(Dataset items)
☆ ☆ ☆ ☆ ☆

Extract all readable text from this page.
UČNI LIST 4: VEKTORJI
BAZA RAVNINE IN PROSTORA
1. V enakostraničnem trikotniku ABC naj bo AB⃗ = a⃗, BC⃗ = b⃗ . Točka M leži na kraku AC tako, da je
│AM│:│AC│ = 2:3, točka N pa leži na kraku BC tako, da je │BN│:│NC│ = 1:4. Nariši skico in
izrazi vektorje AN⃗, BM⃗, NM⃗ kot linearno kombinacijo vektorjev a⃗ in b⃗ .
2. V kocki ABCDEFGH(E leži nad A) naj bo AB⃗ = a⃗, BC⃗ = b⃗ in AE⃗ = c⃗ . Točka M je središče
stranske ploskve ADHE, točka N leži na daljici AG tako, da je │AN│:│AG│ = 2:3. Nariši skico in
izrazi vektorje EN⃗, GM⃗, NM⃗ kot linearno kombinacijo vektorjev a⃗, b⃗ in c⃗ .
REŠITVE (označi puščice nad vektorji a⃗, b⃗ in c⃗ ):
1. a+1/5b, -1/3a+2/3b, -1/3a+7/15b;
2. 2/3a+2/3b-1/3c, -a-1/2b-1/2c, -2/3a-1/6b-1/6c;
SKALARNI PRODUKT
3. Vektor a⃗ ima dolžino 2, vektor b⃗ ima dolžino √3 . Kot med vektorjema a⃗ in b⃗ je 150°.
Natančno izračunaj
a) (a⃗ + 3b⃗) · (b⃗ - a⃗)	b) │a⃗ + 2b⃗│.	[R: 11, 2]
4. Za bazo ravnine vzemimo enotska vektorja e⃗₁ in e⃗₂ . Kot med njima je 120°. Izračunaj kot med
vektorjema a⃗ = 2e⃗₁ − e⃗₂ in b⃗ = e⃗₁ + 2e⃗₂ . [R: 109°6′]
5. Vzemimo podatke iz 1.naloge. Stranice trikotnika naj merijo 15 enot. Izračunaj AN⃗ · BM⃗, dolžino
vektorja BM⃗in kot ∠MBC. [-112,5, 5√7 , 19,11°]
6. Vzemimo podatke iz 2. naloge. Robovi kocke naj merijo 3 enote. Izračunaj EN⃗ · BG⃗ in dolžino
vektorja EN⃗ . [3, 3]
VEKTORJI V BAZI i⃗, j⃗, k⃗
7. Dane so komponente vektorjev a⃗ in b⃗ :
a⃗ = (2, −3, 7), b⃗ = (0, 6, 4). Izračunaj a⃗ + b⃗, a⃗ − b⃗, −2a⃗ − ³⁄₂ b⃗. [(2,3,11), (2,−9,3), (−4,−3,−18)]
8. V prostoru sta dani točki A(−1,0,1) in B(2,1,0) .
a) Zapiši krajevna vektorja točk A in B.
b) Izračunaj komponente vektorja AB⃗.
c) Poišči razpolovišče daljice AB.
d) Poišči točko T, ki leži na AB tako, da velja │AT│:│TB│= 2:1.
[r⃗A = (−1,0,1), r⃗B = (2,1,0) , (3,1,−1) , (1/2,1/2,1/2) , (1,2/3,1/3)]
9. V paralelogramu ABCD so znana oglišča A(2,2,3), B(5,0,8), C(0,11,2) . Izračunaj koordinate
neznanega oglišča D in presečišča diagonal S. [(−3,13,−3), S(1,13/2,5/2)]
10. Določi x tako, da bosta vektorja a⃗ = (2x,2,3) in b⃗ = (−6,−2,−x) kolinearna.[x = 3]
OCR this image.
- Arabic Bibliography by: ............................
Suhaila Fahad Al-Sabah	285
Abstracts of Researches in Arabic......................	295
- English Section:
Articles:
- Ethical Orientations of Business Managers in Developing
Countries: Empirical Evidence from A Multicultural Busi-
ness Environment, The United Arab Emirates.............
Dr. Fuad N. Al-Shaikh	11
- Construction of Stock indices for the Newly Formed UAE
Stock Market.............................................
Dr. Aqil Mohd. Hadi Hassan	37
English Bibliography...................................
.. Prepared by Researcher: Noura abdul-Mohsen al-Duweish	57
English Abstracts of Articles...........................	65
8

☆ ☆ ☆ ☆ ☆

__Exercise requirements__.
Locate the string "oglišča" in the listing above and copy every line where it occurs.

__Problem solution__.
9. V paralelogramu ABCD so znana oglišča A(2,2,3), B(5,0,8), C(0,11,2) . Izračunaj koordinate
neznanega oglišča D in presečišča diagonal S. [(−3,13,−3), S(1,13/2,5/2)]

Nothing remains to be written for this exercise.